[A run of records]

————————

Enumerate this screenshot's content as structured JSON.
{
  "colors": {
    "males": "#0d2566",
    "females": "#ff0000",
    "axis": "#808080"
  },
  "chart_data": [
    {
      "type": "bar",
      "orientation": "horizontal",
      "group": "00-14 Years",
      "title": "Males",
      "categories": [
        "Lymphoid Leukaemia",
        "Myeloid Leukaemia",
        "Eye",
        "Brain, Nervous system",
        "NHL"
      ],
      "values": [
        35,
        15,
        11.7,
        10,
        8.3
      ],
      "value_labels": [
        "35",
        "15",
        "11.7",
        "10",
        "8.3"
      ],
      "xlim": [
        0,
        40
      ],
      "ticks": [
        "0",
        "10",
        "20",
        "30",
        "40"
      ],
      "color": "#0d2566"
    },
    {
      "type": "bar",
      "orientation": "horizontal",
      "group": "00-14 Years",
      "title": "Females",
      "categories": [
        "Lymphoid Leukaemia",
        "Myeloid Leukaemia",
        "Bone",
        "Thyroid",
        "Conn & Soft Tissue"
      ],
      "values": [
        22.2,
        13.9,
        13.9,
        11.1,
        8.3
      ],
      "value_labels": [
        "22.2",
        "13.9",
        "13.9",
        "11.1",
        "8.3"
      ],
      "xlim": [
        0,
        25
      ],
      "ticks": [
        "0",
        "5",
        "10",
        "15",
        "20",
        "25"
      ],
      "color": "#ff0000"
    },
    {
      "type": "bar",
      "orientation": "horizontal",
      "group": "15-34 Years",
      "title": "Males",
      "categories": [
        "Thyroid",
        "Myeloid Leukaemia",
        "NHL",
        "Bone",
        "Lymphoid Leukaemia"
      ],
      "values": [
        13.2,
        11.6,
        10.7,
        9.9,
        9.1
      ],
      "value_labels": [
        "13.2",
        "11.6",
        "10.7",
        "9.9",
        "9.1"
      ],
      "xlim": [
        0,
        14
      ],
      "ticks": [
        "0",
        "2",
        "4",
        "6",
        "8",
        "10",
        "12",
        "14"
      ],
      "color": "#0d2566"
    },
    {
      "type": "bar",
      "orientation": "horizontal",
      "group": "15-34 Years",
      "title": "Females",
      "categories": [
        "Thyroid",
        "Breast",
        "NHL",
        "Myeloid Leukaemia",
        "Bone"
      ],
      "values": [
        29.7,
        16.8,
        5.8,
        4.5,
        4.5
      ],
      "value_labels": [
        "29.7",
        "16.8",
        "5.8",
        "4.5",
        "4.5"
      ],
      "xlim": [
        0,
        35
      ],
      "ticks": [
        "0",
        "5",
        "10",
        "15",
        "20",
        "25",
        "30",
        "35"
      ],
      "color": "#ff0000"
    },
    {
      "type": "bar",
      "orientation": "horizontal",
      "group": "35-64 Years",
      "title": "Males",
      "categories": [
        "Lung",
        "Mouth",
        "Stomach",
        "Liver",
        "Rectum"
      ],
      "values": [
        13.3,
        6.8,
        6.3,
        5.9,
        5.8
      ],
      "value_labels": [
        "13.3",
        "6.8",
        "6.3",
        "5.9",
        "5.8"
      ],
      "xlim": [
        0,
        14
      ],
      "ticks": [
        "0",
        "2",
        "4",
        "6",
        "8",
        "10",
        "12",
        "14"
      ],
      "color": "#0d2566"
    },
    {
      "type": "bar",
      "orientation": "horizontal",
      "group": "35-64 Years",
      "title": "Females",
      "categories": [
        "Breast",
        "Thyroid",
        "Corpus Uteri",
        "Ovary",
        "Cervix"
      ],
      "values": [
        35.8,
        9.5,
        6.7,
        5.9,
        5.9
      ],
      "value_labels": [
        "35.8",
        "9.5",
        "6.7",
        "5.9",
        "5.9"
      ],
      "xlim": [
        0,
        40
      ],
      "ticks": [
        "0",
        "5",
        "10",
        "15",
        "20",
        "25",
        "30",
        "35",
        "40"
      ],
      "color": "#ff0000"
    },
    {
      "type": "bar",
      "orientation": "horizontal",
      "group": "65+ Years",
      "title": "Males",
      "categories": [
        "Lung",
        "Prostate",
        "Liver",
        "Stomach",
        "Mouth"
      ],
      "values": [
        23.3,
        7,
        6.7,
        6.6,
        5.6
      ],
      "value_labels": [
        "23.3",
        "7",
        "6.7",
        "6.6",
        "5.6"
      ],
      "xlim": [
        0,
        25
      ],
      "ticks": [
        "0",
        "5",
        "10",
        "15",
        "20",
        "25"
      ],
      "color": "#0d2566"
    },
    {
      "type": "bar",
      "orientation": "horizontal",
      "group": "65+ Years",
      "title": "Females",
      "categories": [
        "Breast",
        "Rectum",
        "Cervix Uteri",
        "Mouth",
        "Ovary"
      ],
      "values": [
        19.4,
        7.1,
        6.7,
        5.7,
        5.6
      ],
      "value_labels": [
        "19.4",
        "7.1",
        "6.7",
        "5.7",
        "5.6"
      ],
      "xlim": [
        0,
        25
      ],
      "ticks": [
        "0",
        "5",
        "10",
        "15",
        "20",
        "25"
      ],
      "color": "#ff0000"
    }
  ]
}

————————

Give back the data above exactly as it appears.

**The response**:
Enumerate this screenshot's content as structured JSON.
{
  "colors": {
    "males": "#0d2566",
    "females": "#ff0000",
    "axis": "#808080"
  },
  "chart_data": [
    {
      "type": "bar",
      "orientation": "horizontal",
      "group": "00-14 Years",
      "title": "Males",
      "categories": [
        "Lymphoid Leukaemia",
        "Myeloid Leukaemia",
        "Eye",
        "Brain, Nervous system",
        "NHL"
      ],
      "values": [
        35,
        15,
        11.7,
        10,
        8.3
      ],
      "value_labels": [
        "35",
        "15",
        "11.7",
        "10",
        "8.3"
      ],
      "xlim": [
        0,
        40
      ],
      "ticks": [
        "0",
        "10",
        "20",
        "30",
        "40"
      ],
      "color": "#0d2566"
    },
    {
      "type": "bar",
      "orientation": "horizontal",
      "group": "00-14 Years",
      "title": "Females",
      "categories": [
        "Lymphoid Leukaemia",
        "Myeloid Leukaemia",
        "Bone",
        "Thyroid",
        "Conn & Soft Tissue"
      ],
      "values": [
        22.2,
        13.9,
        13.9,
        11.1,
        8.3
      ],
      "value_labels": [
        "22.2",
        "13.9",
        "13.9",
        "11.1",
        "8.3"
      ],
      "xlim": [
        0,
        25
      ],
      "ticks": [
        "0",
        "5",
        "10",
        "15",
        "20",
        "25"
      ],
      "color": "#ff0000"
    },
    {
      "type": "bar",
      "orientation": "horizontal",
      "group": "15-34 Years",
      "title": "Males",
      "categories": [
        "Thyroid",
        "Myeloid Leukaemia",
        "NHL",
        "Bone",
        "Lymphoid Leukaemia"
      ],
      "values": [
        13.2,
        11.6,
        10.7,
        9.9,
        9.1
      ],
      "value_labels": [
        "13.2",
        "11.6",
        "10.7",
        "9.9",
        "9.1"
      ],
      "xlim": [
        0,
        14
      ],
      "ticks": [
        "0",
        "2",
        "4",
        "6",
        "8",
        "10",
        "12",
        "14"
      ],
      "color": "#0d2566"
    },
    {
      "type": "bar",
      "orientation": "horizontal",
      "group": "15-34 Years",
      "title": "Females",
      "categories": [
        "Thyroid",
        "Breast",
        "NHL",
        "Myeloid Leukaemia",
        "Bone"
      ],
      "values": [
        29.7,
        16.8,
        5.8,
        4.5,
        4.5
      ],
      "value_labels": [
        "29.7",
        "16.8",
        "5.8",
        "4.5",
        "4.5"
      ],
      "xlim": [
        0,
        35
      ],
      "ticks": [
        "0",
        "5",
        "10",
        "15",
        "20",
        "25",
        "30",
        "35"
      ],
      "color": "#ff0000"
    },
    {
      "type": "bar",
      "orientation": "horizontal",
      "group": "35-64 Years",
      "title": "Males",
      "categories": [
        "Lung",
        "Mouth",
        "Stomach",
        "Liver",
        "Rectum"
      ],
      "values": [
        13.3,
        6.8,
        6.3,
        5.9,
        5.8
      ],
      "value_labels": [
        "13.3",
        "6.8",
        "6.3",
        "5.9",
        "5.8"
      ],
      "xlim": [
        0,
        14
      ],
      "ticks": [
        "0",
        "2",
        "4",
        "6",
        "8",
        "10",
        "12",
        "14"
      ],
      "color": "#0d2566"
    },
    {
      "type": "bar",
      "orientation": "horizontal",
      "group": "35-64 Years",
      "title": "Females",
      "categories": [
        "Breast",
        "Thyroid",
        "Corpus Uteri",
        "Ovary",
        "Cervix"
      ],
      "values": [
        35.8,
        9.5,
        6.7,
        5.9,
        5.9
      ],
      "value_labels": [
        "35.8",
        "9.5",
        "6.7",
        "5.9",
        "5.9"
      ],
      "xlim": [
        0,
        40
      ],
      "ticks": [
        "0",
        "5",
        "10",
        "15",
        "20",
        "25",
        "30",
        "35",
        "40"
      ],
      "color": "#ff0000"
    },
    {
      "type": "bar",
      "orientation": "horizontal",
      "group": "65+ Years",
      "title": "Males",
      "categories": [
        "Lung",
        "Prostate",
        "Liver",
        "Stomach",
        "Mouth"
      ],
      "values": [
        23.3,
        7,
        6.7,
        6.6,
        5.6
      ],
      "value_labels": [
        "23.3",
        "7",
        "6.7",
        "6.6",
        "5.6"
      ],
      "xlim": [
        0,
        25
      ],
      "ticks": [
        "0",
        "5",
        "10",
        "15",
        "20",
        "25"
      ],
      "color": "#0d2566"
    },
    {
      "type": "bar",
      "orientation": "horizontal",
      "group": "65+ Years",
      "title": "Females",
      "categories": [
        "Breast",
        "Rectum",
        "Cervix Uteri",
        "Mouth",
        "Ovary"
      ],
      "values": [
        19.4,
        7.1,
        6.7,
        5.7,
        5.6
      ],
      "value_labels": [
        "19.4",
        "7.1",
        "6.7",
        "5.7",
        "5.6"
      ],
      "xlim": [
        0,
        25
      ],
      "ticks": [
        "0",
        "5",
        "10",
        "15",
        "20",
        "25"
      ],
      "color": "#ff0000"
    }
  ]
}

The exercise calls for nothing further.